### Task requirements
Copy all lines holding the word "experiencia" from the entries.

Records from a dataset
---

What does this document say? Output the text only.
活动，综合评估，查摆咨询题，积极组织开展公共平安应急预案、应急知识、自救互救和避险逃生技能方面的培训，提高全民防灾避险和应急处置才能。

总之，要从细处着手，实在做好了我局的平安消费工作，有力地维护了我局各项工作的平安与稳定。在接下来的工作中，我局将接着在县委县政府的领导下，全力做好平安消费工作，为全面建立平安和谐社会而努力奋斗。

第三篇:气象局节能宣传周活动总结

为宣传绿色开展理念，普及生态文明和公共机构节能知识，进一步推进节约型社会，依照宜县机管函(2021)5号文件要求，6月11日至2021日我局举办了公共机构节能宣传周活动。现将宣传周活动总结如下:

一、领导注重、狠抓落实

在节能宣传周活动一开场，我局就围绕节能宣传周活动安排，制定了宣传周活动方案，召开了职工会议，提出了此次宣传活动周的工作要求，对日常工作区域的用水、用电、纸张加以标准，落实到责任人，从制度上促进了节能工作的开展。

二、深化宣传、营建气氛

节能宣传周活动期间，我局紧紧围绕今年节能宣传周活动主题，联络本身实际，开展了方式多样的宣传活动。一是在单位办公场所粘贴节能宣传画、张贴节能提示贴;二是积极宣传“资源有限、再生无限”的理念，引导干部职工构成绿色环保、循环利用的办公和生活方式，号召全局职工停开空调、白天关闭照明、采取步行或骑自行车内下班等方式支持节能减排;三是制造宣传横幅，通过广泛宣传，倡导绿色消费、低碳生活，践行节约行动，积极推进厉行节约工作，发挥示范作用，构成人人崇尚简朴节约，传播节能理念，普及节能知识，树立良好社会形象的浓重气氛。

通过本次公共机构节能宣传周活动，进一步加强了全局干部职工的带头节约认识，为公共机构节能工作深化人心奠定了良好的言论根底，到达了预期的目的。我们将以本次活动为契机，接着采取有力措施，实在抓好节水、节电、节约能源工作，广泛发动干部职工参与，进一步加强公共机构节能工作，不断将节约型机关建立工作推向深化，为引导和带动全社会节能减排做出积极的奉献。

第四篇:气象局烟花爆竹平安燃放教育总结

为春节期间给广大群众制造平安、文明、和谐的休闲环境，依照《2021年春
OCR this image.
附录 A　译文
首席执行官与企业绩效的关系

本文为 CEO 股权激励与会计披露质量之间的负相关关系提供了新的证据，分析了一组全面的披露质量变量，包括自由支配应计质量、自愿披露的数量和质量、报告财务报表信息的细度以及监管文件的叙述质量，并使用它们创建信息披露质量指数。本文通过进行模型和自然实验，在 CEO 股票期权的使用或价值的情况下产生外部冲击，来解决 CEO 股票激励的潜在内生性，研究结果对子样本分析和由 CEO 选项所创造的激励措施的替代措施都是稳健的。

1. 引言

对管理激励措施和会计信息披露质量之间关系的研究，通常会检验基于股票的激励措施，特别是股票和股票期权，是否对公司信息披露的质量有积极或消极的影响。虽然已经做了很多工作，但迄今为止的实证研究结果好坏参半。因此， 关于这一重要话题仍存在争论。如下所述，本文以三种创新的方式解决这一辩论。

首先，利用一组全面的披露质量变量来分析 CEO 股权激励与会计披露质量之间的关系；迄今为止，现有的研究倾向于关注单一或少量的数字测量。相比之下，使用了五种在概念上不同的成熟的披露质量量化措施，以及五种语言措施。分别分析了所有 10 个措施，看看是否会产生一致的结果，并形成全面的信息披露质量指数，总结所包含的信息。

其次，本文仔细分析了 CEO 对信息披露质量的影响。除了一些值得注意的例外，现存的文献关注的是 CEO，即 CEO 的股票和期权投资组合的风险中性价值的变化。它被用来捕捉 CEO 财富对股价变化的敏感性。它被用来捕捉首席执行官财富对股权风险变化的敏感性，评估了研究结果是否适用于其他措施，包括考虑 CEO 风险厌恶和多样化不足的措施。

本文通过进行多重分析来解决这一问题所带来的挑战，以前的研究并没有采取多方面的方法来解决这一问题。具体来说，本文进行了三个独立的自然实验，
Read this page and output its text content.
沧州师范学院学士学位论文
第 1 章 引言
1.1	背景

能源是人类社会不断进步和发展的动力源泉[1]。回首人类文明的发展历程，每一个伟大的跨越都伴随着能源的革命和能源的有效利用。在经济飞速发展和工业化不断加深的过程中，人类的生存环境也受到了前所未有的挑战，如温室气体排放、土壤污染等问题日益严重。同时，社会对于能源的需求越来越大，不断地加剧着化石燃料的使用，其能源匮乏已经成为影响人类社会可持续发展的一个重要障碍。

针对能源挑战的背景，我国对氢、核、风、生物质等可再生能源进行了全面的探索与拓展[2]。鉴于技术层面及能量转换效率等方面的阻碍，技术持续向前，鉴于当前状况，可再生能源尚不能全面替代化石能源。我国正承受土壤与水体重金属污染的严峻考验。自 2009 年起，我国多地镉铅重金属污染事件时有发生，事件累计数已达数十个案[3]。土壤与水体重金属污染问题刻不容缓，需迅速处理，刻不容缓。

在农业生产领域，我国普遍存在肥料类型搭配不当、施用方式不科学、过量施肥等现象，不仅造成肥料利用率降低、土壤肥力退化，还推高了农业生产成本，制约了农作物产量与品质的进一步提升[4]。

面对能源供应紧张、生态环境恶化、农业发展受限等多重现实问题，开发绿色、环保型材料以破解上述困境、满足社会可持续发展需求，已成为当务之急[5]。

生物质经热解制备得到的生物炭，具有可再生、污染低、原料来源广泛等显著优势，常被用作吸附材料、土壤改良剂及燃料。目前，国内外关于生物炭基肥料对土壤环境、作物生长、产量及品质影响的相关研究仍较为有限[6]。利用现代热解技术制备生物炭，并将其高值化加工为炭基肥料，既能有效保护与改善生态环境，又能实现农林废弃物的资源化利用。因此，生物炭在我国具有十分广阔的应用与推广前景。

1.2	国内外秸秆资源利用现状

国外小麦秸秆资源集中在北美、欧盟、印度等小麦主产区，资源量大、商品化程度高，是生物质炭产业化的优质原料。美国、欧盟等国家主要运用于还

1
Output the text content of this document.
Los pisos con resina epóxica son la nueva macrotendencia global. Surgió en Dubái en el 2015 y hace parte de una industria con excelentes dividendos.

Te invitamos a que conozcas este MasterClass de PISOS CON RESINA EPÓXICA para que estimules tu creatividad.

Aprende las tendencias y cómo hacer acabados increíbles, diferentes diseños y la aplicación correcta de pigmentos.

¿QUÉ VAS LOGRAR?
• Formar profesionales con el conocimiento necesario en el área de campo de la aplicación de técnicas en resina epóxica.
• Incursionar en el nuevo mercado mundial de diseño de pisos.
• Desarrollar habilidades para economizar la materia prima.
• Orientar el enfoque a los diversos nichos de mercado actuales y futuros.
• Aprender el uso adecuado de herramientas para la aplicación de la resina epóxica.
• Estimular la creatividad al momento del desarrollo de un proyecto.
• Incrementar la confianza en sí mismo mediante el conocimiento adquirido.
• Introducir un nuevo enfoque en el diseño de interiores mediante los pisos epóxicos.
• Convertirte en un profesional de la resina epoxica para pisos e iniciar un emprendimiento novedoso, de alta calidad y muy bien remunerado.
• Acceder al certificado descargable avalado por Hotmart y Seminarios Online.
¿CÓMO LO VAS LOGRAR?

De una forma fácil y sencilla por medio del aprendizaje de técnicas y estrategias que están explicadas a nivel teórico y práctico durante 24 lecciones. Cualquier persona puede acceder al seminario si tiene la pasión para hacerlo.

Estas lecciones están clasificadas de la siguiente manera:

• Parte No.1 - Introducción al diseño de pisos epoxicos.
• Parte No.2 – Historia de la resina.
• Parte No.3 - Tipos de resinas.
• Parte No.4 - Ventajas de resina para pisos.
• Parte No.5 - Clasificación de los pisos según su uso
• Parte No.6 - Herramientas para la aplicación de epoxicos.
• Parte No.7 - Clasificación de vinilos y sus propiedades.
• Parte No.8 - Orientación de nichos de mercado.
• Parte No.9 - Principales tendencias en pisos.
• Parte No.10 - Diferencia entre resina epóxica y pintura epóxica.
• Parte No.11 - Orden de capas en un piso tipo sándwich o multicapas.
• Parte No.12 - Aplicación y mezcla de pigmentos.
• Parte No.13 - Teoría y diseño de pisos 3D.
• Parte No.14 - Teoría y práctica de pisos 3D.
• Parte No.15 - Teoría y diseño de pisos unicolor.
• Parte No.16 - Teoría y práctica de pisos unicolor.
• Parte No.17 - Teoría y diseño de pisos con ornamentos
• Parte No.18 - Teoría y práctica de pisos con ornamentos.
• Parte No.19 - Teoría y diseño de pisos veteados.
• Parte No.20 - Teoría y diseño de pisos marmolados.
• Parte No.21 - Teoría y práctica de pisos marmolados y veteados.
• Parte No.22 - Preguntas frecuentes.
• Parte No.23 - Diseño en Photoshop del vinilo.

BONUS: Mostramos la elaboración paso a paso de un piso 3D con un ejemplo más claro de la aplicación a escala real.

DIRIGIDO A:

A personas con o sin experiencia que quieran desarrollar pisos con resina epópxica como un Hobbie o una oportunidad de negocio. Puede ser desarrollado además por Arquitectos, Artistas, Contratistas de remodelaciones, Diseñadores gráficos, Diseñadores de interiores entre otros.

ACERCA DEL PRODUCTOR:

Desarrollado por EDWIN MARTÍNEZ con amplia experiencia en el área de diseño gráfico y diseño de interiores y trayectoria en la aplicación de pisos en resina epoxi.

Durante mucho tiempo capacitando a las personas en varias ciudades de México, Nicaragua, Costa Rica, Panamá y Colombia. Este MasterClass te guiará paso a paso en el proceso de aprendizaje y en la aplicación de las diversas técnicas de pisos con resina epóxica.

---

### Problem solution
A personas con o sin experiencia que quieran desarrollar pisos con resina epópxica como un Hobbie o una oportunidad de negocio. Puede ser desarrollado además por Arquitectos, Artistas, Contratistas de remodelaciones, Diseñadores gráficos, Diseñadores de interiores entre otros.
Desarrollado por EDWIN MARTÍNEZ con amplia experiencia en el área de diseño gráfico y diseño de interiores y trayectoria en la aplicación de pisos en resina epoxi.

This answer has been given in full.